==== Data supplied ====

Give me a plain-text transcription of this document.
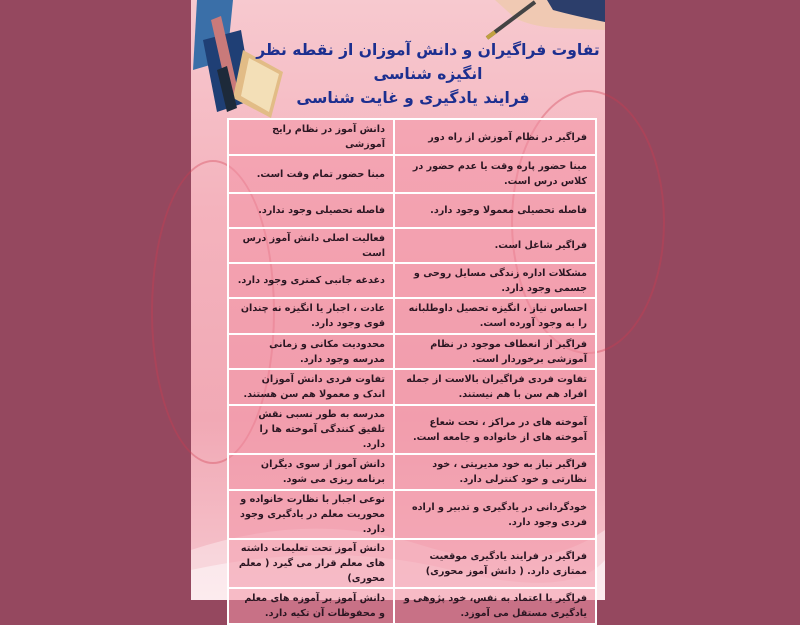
تفاوت فراگیران و دانش آموزان از نقطه نظر انگیزه شناسی
فرایند یادگیری و غایت شناسی
فراگیر در نظام آموزش از راه دور	دانش آموز در نظام رایج آموزشی
مبنا حضور پاره وقت یا عدم حضور در کلاس درس است.	مبنا حضور تمام وقت است.
فاصله تحصیلی معمولا وجود دارد.	فاصله تحصیلی وجود ندارد.
فراگیر شاغل است.	فعالیت اصلی دانش آموز درس است
مشکلات اداره زندگی مسایل روحی و جسمی وجود دارد.	دغدغه جانبی کمتری وجود دارد.
احساس نیاز ، انگیزه تحصیل داوطلبانه را به وجود آورده است.	عادت ، اجبار یا انگیزه نه چندان قوی وجود دارد.
فراگیر از انعطاف موجود در نظام آموزشی برخوردار است.	محدودیت مکانی و زمانی مدرسه وجود دارد.
تفاوت فردی فراگیران بالاست از جمله افراد هم سن با هم نیستند.	تفاوت فردی دانش آموزان اندک و معمولا هم سن هستند.
آموخته های در مراکز ، تحت شعاع آموخته های از خانواده و جامعه است.	مدرسه به طور نسبی نقش تلفیق کنندگی آموخته ها را دارد.
فراگیر نیاز به خود مدیریتی ، خود نظارتی و خود کنترلی دارد.	دانش آموز از سوی دیگران برنامه ریزی می شود.
خودگردانی در یادگیری و تدبیر و اراده فردی وجود دارد.	نوعی اجبار با نظارت خانواده و محوریت معلم در یادگیری وجود دارد.
فراگیر در فرایند یادگیری موقعیت ممتازی دارد. ( دانش آموز محوری)	دانش آموز تحت تعلیمات داشته های معلم قرار می گیرد ( معلم محوری)
فراگیر با اعتماد به نفس، خود پژوهی و یادگیری مستقل می آموزد.	دانش آموز بر آموزه های معلم و محفوظات آن تکیه دارد.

====

For each line above that contains the word "آموزان", copy that line.

تفاوت فراگیران و دانش آموزان از نقطه نظر انگیزه شناسی
تفاوت فردی فراگیران بالاست از جمله افراد هم سن با هم نیستند.	تفاوت فردی دانش آموزان اندک و معمولا هم سن هستند.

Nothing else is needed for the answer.